Dataset rows
↓
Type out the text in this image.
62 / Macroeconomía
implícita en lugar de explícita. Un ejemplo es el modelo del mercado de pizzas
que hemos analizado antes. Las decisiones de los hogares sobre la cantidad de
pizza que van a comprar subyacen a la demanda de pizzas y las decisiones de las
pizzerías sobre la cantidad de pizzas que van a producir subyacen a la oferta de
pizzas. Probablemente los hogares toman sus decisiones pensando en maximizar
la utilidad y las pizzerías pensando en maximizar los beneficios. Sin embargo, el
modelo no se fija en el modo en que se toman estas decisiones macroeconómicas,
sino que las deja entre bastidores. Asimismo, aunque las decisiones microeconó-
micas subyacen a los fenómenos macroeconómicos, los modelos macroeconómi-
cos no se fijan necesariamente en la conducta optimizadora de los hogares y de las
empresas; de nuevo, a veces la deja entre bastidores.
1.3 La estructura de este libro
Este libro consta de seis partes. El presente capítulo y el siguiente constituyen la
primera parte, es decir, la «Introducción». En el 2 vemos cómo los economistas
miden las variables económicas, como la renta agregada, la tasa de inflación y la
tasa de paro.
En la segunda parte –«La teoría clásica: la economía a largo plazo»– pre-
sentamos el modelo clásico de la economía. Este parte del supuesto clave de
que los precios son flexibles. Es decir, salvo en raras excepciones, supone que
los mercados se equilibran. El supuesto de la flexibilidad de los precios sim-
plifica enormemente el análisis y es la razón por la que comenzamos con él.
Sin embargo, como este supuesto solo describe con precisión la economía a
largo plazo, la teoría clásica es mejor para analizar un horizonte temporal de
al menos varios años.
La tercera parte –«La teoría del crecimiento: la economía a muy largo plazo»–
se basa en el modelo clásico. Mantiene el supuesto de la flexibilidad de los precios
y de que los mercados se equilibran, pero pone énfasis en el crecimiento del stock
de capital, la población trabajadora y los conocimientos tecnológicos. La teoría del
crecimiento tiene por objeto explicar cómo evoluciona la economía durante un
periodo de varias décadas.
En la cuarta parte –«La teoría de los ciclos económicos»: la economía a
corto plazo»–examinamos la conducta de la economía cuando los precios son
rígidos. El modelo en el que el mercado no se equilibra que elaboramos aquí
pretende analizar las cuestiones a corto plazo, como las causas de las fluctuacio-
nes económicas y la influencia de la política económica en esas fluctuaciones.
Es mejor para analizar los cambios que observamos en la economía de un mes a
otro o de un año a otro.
↑
* **Task prompt**:
Return the lines above exactly, keeping every word.

* **Result for this exercise**:
Type out the text in this image.
62 / Macroeconomía
implícita en lugar de explícita. Un ejemplo es el modelo del mercado de pizzas
que hemos analizado antes. Las decisiones de los hogares sobre la cantidad de
pizza que van a comprar subyacen a la demanda de pizzas y las decisiones de las
pizzerías sobre la cantidad de pizzas que van a producir subyacen a la oferta de
pizzas. Probablemente los hogares toman sus decisiones pensando en maximizar
la utilidad y las pizzerías pensando en maximizar los beneficios. Sin embargo, el
modelo no se fija en el modo en que se toman estas decisiones macroeconómicas,
sino que las deja entre bastidores. Asimismo, aunque las decisiones microeconó-
micas subyacen a los fenómenos macroeconómicos, los modelos macroeconómi-
cos no se fijan necesariamente en la conducta optimizadora de los hogares y de las
empresas; de nuevo, a veces la deja entre bastidores.
1.3 La estructura de este libro
Este libro consta de seis partes. El presente capítulo y el siguiente constituyen la
primera parte, es decir, la «Introducción». En el 2 vemos cómo los economistas
miden las variables económicas, como la renta agregada, la tasa de inflación y la
tasa de paro.
En la segunda parte –«La teoría clásica: la economía a largo plazo»– pre-
sentamos el modelo clásico de la economía. Este parte del supuesto clave de
que los precios son flexibles. Es decir, salvo en raras excepciones, supone que
los mercados se equilibran. El supuesto de la flexibilidad de los precios sim-
plifica enormemente el análisis y es la razón por la que comenzamos con él.
Sin embargo, como este supuesto solo describe con precisión la economía a
largo plazo, la teoría clásica es mejor para analizar un horizonte temporal de
al menos varios años.
La tercera parte –«La teoría del crecimiento: la economía a muy largo plazo»–
se basa en el modelo clásico. Mantiene el supuesto de la flexibilidad de los precios
y de que los mercados se equilibran, pero pone énfasis en el crecimiento del stock
de capital, la población trabajadora y los conocimientos tecnológicos. La teoría del
crecimiento tiene por objeto explicar cómo evoluciona la economía durante un
periodo de varias décadas.
En la cuarta parte –«La teoría de los ciclos económicos»: la economía a
corto plazo»–examinamos la conducta de la economía cuando los precios son
rígidos. El modelo en el que el mercado no se equilibra que elaboramos aquí
pretende analizar las cuestiones a corto plazo, como las causas de las fluctuacio-
nes económicas y la influencia de la política económica en esas fluctuaciones.
Es mejor para analizar los cambios que observamos en la economía de un mes a
otro o de un año a otro.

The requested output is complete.